> **Source text**
━━━━━━━━━━━━━━━━
Binary classification (basic/advanced) for synsets

We use the already classified synsets from data folder as training/test set.
For each synset provided there are one or more relevant words that belongs to the synset. And there is the label (basic/advanced) for the synset.

We then consider as features for classification the following:
1. The depth of the synset in the WordNet hierarchy
2. The pronunciation complexity of the first word **in the dataset**
3. The length of the first word **in the dataset**
4. The synset classification to concrete or abstract concept

Given a new synset we want to classify we then get its features by:
1. Getting the depth of the sysnet in the WordNet hierarchy
2. Getting the pronunciation complexity of the first (most frequently used) word **in the synset**
3. Getting the length of the first (most frequently used) word **in the synset**
4. Predicting the synset classification to concrete or abstract concept

After defining data we train a binary classifier to predict the label (basic/advanced) of the synset.
Since we have a small dataset we use a simple logistic regression classifier trained using 5-fold cross validation.

Steps:
1. Load and format the JSON dataset (synsets, word(s), labels, definitions) 

In [146]:
from typing import List, Dict
import json
import pandas as pd
from pandas import DataFrame

import nltk
from nltk.corpus.reader import Synset
from nltk.corpus import wordnet as wn
nltk.download('wordnet')

[nltk_data] Downloading package wordnet to
[nltk_data]     C:\Users\Gianl\AppData\Roaming\nltk_data...
[nltk_data]   Package wordnet is already up-to-date!


True

# 1. Load and format the JSON dataset (synsets, word(s), labels, definitions)

In [147]:
with open('data/1.json') as f:
    data = json.load(f)
    dataset = data['dataset']
    labels = data['answers']

Get Synset from string of the form "Synset('word.pos.n')"

In [148]:
def get_synset_from_string(s: str) -> Synset:
    # find first ' and last '
    start = s.find('\'')
    end = s.rfind('\'')
    synset_name = s[start + 1:end]
    return wn.synset(synset_name)
━━━━━━━━━━━━━━━━
> **Supplied entries**

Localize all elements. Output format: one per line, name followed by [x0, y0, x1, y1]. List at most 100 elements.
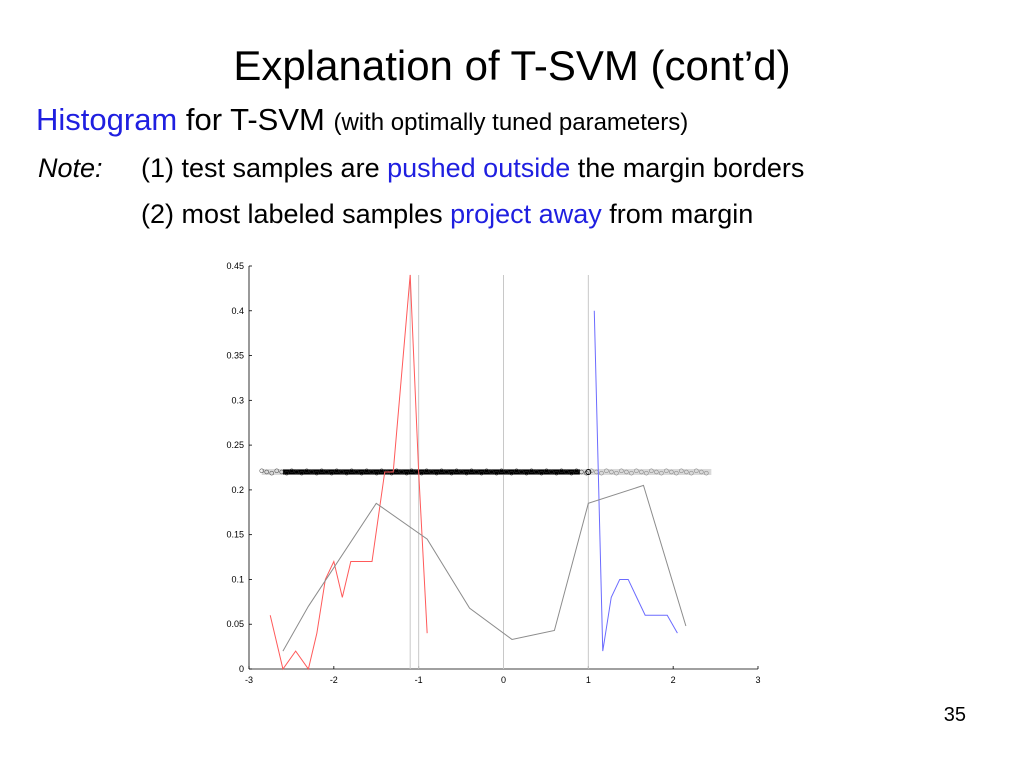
sample-point [634, 468, 639, 474]
sample-point [429, 469, 434, 475]
sample-point [459, 469, 464, 475]
sample-point [624, 469, 629, 475]
sample-point [474, 469, 479, 475]
marker-point [585, 468, 592, 475]
sample-point [599, 470, 604, 476]
sample-point [304, 468, 309, 474]
point-band-sparse [261, 468, 712, 475]
sample-point [519, 469, 524, 475]
sample-point [434, 470, 439, 476]
sample-point [419, 470, 424, 476]
sample-point [384, 469, 389, 475]
note-2-text-a: (2) most labeled samples [141, 199, 451, 229]
sample-point [274, 468, 279, 474]
sample-point [424, 468, 429, 474]
y-tick-label: 0.3 [231, 395, 244, 405]
sample-point [269, 470, 274, 476]
sample-point [554, 470, 559, 476]
sample-point [594, 469, 599, 475]
sample-point [319, 468, 324, 474]
sample-point [444, 469, 449, 475]
sample-point [669, 469, 674, 475]
sample-point [369, 469, 374, 475]
sample-point [499, 468, 504, 474]
sample-point [574, 468, 579, 474]
sample-point [684, 469, 689, 475]
sample-point [589, 468, 594, 474]
sample-point [704, 470, 709, 476]
x-tick-label: -1 [415, 675, 423, 685]
sample-point [694, 468, 699, 474]
page-number: 35 [943, 704, 966, 726]
sample-point [294, 469, 299, 475]
sample-point [359, 470, 364, 476]
y-tick-label: 0.35 [226, 351, 244, 361]
x-tick-label: -2 [330, 675, 338, 685]
sample-point [529, 468, 534, 474]
y-tick-label: 0 [239, 664, 244, 674]
sample-point [454, 468, 459, 474]
sample-point [614, 470, 619, 476]
sample-point [534, 469, 539, 475]
sample-point [654, 469, 659, 475]
sample-point [279, 469, 284, 475]
sample-point [379, 468, 384, 474]
note-2-text-b: from margin [601, 199, 754, 229]
sample-point [309, 469, 314, 475]
y-tick-label: 0.25 [226, 440, 244, 450]
note-1-highlight: pushed outside [387, 153, 571, 183]
sample-point [439, 468, 444, 474]
sample-point [679, 468, 684, 474]
note-2-highlight: project away [450, 199, 602, 229]
histogram-keyword: Histogram [36, 102, 178, 137]
sample-point [414, 469, 419, 475]
sample-point [644, 470, 649, 476]
sample-point [604, 468, 609, 474]
sample-point [699, 469, 704, 475]
x-tick-label: 3 [755, 675, 760, 685]
sample-point [399, 469, 404, 475]
sample-point [649, 468, 654, 474]
point-band-dense [282, 469, 580, 475]
sample-point [374, 470, 379, 476]
sample-point [579, 469, 584, 475]
note-line-2: (2) most labeled samples project away fr… [141, 196, 753, 232]
y-tick-label: 0.4 [231, 306, 244, 316]
sample-point [564, 469, 569, 475]
sample-point [494, 470, 499, 476]
sample-point [619, 468, 624, 474]
note-line-1: Note: (1) test samples are pushed outside… [38, 150, 804, 186]
series-line-red [269, 274, 428, 671]
sample-point [299, 470, 304, 476]
sample-point [569, 470, 574, 476]
sample-point [659, 470, 664, 476]
sample-point [479, 470, 484, 476]
sample-point [509, 470, 514, 476]
sample-point [354, 469, 359, 475]
sample-point [449, 470, 454, 476]
x-tick-label: 0 [501, 675, 506, 685]
sample-point [314, 470, 319, 476]
sample-point [339, 469, 344, 475]
sample-point [364, 468, 369, 474]
series-line-blue [593, 310, 678, 652]
sample-point [284, 470, 289, 476]
sample-point [464, 470, 469, 476]
y-tick-label: 0.05 [226, 619, 244, 629]
x-tick-label: 2 [671, 675, 676, 685]
sample-point [469, 468, 474, 474]
sample-point [609, 469, 614, 475]
slide-title: Explanation of T-SVM (cont’d) [233, 42, 791, 89]
sample-point [264, 469, 269, 475]
sample-point [344, 470, 349, 476]
sample-point [259, 468, 264, 474]
sample-point [524, 470, 529, 476]
sample-point [489, 469, 494, 475]
sample-point [539, 470, 544, 476]
subtitle-line: Histogram for T-SVM (with optimally tune… [36, 100, 688, 143]
y-tick-label: 0.15 [226, 530, 244, 540]
sample-point [289, 468, 294, 474]
sample-point [549, 469, 554, 475]
sample-point [629, 470, 634, 476]
y-tick-label: 0.1 [231, 574, 244, 584]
━━━━━━━━━━━━━━━━
> **What to do**
In the source text on classifying synsets as basic or advanced, what kind of classifier is used, and how is it trained?

> **Task output**
A simple logistic regression classifier, trained using 5-fold cross validation.